### Dataset extract
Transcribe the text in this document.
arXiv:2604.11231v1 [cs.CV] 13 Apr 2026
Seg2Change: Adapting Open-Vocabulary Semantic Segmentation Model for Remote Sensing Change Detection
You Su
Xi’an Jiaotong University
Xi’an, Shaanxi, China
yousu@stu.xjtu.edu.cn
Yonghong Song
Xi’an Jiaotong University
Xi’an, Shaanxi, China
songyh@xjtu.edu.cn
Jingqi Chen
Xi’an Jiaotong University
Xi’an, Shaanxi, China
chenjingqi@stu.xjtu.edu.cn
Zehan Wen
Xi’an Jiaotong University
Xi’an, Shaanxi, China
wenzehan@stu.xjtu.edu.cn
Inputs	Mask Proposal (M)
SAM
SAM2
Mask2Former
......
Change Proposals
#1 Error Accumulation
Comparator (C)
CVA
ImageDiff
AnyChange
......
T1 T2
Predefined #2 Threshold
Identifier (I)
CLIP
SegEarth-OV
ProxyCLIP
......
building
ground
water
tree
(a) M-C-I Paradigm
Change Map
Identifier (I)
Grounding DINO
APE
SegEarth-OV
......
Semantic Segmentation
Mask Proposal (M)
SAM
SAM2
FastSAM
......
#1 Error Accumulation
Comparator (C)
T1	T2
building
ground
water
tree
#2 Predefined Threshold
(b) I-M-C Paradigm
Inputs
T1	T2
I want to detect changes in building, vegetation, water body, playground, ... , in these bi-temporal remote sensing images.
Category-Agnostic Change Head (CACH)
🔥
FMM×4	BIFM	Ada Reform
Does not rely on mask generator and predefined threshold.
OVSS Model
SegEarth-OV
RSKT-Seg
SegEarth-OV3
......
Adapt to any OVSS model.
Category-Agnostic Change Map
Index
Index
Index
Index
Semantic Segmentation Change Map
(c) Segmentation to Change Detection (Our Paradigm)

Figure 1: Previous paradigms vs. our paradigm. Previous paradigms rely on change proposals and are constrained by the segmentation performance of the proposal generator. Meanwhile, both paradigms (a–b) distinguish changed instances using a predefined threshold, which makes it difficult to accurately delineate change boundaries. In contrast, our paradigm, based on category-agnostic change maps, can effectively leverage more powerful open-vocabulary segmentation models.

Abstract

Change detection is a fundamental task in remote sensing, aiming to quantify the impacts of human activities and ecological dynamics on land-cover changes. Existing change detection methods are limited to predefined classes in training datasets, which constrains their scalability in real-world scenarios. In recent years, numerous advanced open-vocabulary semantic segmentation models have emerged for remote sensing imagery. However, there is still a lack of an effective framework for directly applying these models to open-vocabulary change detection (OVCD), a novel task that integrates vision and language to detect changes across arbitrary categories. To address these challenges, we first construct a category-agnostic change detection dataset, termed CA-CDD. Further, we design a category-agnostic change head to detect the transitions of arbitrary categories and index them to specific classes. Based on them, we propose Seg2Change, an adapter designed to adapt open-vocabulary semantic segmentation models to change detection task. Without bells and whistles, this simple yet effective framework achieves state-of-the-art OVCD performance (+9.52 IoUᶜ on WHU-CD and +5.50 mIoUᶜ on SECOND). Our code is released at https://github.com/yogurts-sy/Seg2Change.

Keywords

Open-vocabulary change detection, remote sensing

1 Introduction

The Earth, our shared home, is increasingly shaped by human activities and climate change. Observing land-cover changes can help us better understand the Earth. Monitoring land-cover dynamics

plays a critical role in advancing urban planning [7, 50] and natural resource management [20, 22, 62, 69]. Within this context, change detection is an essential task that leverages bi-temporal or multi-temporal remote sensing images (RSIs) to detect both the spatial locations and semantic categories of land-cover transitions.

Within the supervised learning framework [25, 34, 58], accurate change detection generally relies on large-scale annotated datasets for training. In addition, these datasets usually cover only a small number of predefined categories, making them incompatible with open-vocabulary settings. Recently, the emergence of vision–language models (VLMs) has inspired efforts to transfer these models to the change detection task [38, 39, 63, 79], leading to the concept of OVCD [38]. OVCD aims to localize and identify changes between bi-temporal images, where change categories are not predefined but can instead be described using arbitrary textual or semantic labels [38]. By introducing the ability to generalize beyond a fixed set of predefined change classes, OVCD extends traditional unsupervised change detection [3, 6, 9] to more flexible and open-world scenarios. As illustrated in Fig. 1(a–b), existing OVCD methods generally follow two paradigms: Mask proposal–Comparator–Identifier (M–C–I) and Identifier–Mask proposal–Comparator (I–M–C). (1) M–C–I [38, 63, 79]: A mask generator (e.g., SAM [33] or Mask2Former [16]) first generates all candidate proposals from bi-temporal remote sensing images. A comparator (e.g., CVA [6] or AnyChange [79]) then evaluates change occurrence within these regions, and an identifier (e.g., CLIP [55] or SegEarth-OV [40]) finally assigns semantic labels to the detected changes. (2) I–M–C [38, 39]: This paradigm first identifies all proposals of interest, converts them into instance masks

### Short task
Reproduce the listing in full. Keep it exactly as written.

### Answer to this exercise
Transcribe the text in this document.
arXiv:2604.11231v1 [cs.CV] 13 Apr 2026
Seg2Change: Adapting Open-Vocabulary Semantic Segmentation Model for Remote Sensing Change Detection
You Su
Xi’an Jiaotong University
Xi’an, Shaanxi, China
yousu@stu.xjtu.edu.cn
Yonghong Song
Xi’an Jiaotong University
Xi’an, Shaanxi, China
songyh@xjtu.edu.cn
Jingqi Chen
Xi’an Jiaotong University
Xi’an, Shaanxi, China
chenjingqi@stu.xjtu.edu.cn
Zehan Wen
Xi’an Jiaotong University
Xi’an, Shaanxi, China
wenzehan@stu.xjtu.edu.cn
Inputs	Mask Proposal (M)
SAM
SAM2
Mask2Former
......
Change Proposals
#1 Error Accumulation
Comparator (C)
CVA
ImageDiff
AnyChange
......
T1 T2
Predefined #2 Threshold
Identifier (I)
CLIP
SegEarth-OV
ProxyCLIP
......
building
ground
water
tree
(a) M-C-I Paradigm
Change Map
Identifier (I)
Grounding DINO
APE
SegEarth-OV
......
Semantic Segmentation
Mask Proposal (M)
SAM
SAM2
FastSAM
......
#1 Error Accumulation
Comparator (C)
T1	T2
building
ground
water
tree
#2 Predefined Threshold
(b) I-M-C Paradigm
Inputs
T1	T2
I want to detect changes in building, vegetation, water body, playground, ... , in these bi-temporal remote sensing images.
Category-Agnostic Change Head (CACH)
🔥
FMM×4	BIFM	Ada Reform
Does not rely on mask generator and predefined threshold.
OVSS Model
SegEarth-OV
RSKT-Seg
SegEarth-OV3
......
Adapt to any OVSS model.
Category-Agnostic Change Map
Index
Index
Index
Index
Semantic Segmentation Change Map
(c) Segmentation to Change Detection (Our Paradigm)

Figure 1: Previous paradigms vs. our paradigm. Previous paradigms rely on change proposals and are constrained by the segmentation performance of the proposal generator. Meanwhile, both paradigms (a–b) distinguish changed instances using a predefined threshold, which makes it difficult to accurately delineate change boundaries. In contrast, our paradigm, based on category-agnostic change maps, can effectively leverage more powerful open-vocabulary segmentation models.

Abstract

Change detection is a fundamental task in remote sensing, aiming to quantify the impacts of human activities and ecological dynamics on land-cover changes. Existing change detection methods are limited to predefined classes in training datasets, which constrains their scalability in real-world scenarios. In recent years, numerous advanced open-vocabulary semantic segmentation models have emerged for remote sensing imagery. However, there is still a lack of an effective framework for directly applying these models to open-vocabulary change detection (OVCD), a novel task that integrates vision and language to detect changes across arbitrary categories. To address these challenges, we first construct a category-agnostic change detection dataset, termed CA-CDD. Further, we design a category-agnostic change head to detect the transitions of arbitrary categories and index them to specific classes. Based on them, we propose Seg2Change, an adapter designed to adapt open-vocabulary semantic segmentation models to change detection task. Without bells and whistles, this simple yet effective framework achieves state-of-the-art OVCD performance (+9.52 IoUᶜ on WHU-CD and +5.50 mIoUᶜ on SECOND). Our code is released at https://github.com/yogurts-sy/Seg2Change.

Keywords

Open-vocabulary change detection, remote sensing

1 Introduction

The Earth, our shared home, is increasingly shaped by human activities and climate change. Observing land-cover changes can help us better understand the Earth. Monitoring land-cover dynamics

plays a critical role in advancing urban planning [7, 50] and natural resource management [20, 22, 62, 69]. Within this context, change detection is an essential task that leverages bi-temporal or multi-temporal remote sensing images (RSIs) to detect both the spatial locations and semantic categories of land-cover transitions.

Within the supervised learning framework [25, 34, 58], accurate change detection generally relies on large-scale annotated datasets for training. In addition, these datasets usually cover only a small number of predefined categories, making them incompatible with open-vocabulary settings. Recently, the emergence of vision–language models (VLMs) has inspired efforts to transfer these models to the change detection task [38, 39, 63, 79], leading to the concept of OVCD [38]. OVCD aims to localize and identify changes between bi-temporal images, where change categories are not predefined but can instead be described using arbitrary textual or semantic labels [38]. By introducing the ability to generalize beyond a fixed set of predefined change classes, OVCD extends traditional unsupervised change detection [3, 6, 9] to more flexible and open-world scenarios. As illustrated in Fig. 1(a–b), existing OVCD methods generally follow two paradigms: Mask proposal–Comparator–Identifier (M–C–I) and Identifier–Mask proposal–Comparator (I–M–C). (1) M–C–I [38, 63, 79]: A mask generator (e.g., SAM [33] or Mask2Former [16]) first generates all candidate proposals from bi-temporal remote sensing images. A comparator (e.g., CVA [6] or AnyChange [79]) then evaluates change occurrence within these regions, and an identifier (e.g., CLIP [55] or SegEarth-OV [40]) finally assigns semantic labels to the detected changes. (2) I–M–C [38, 39]: This paradigm first identifies all proposals of interest, converts them into instance masks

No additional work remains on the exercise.